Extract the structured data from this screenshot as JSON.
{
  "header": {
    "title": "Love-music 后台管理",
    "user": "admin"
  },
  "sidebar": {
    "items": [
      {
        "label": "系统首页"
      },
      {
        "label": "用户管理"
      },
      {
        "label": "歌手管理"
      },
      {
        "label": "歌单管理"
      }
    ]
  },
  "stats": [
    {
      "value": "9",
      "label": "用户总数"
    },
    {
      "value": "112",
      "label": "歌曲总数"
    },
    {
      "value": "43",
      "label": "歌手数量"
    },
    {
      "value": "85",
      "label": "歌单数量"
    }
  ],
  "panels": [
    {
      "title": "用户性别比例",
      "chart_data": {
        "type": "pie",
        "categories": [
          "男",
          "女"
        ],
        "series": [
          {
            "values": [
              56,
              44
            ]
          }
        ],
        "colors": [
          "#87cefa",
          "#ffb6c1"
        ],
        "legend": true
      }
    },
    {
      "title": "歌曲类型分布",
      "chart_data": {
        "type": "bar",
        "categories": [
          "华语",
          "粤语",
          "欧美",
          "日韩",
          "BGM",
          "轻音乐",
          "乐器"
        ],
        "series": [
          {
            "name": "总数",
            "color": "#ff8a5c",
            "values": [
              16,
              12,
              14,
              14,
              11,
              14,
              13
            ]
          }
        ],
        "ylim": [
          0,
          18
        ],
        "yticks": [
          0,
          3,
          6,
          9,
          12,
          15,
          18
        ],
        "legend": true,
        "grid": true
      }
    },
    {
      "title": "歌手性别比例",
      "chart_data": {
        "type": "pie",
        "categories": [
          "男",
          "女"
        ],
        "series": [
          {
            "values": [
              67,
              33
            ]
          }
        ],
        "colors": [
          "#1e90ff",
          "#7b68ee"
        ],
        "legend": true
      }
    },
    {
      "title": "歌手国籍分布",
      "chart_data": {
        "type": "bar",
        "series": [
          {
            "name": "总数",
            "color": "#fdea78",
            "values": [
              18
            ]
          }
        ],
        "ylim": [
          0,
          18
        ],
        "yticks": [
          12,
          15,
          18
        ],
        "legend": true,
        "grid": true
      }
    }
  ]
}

WHAT YOU ARE ASKED TO DO: Copy out all of the data exactly, leaving nothing out.

EXERCISE RESPONSE:
Extract the structured data from this screenshot as JSON.
{
  "header": {
    "title": "Love-music 后台管理",
    "user": "admin"
  },
  "sidebar": {
    "items": [
      {
        "label": "系统首页"
      },
      {
        "label": "用户管理"
      },
      {
        "label": "歌手管理"
      },
      {
        "label": "歌单管理"
      }
    ]
  },
  "stats": [
    {
      "value": "9",
      "label": "用户总数"
    },
    {
      "value": "112",
      "label": "歌曲总数"
    },
    {
      "value": "43",
      "label": "歌手数量"
    },
    {
      "value": "85",
      "label": "歌单数量"
    }
  ],
  "panels": [
    {
      "title": "用户性别比例",
      "chart_data": {
        "type": "pie",
        "categories": [
          "男",
          "女"
        ],
        "series": [
          {
            "values": [
              56,
              44
            ]
          }
        ],
        "colors": [
          "#87cefa",
          "#ffb6c1"
        ],
        "legend": true
      }
    },
    {
      "title": "歌曲类型分布",
      "chart_data": {
        "type": "bar",
        "categories": [
          "华语",
          "粤语",
          "欧美",
          "日韩",
          "BGM",
          "轻音乐",
          "乐器"
        ],
        "series": [
          {
            "name": "总数",
            "color": "#ff8a5c",
            "values": [
              16,
              12,
              14,
              14,
              11,
              14,
              13
            ]
          }
        ],
        "ylim": [
          0,
          18
        ],
        "yticks": [
          0,
          3,
          6,
          9,
          12,
          15,
          18
        ],
        "legend": true,
        "grid": true
      }
    },
    {
      "title": "歌手性别比例",
      "chart_data": {
        "type": "pie",
        "categories": [
          "男",
          "女"
        ],
        "series": [
          {
            "values": [
              67,
              33
            ]
          }
        ],
        "colors": [
          "#1e90ff",
          "#7b68ee"
        ],
        "legend": true
      }
    },
    {
      "title": "歌手国籍分布",
      "chart_data": {
        "type": "bar",
        "series": [
          {
            "name": "总数",
            "color": "#fdea78",
            "values": [
              18
            ]
          }
        ],
        "ylim": [
          0,
          18
        ],
        "yticks": [
          12,
          15,
          18
        ],
        "legend": true,
        "grid": true
      }
    }
  ]
}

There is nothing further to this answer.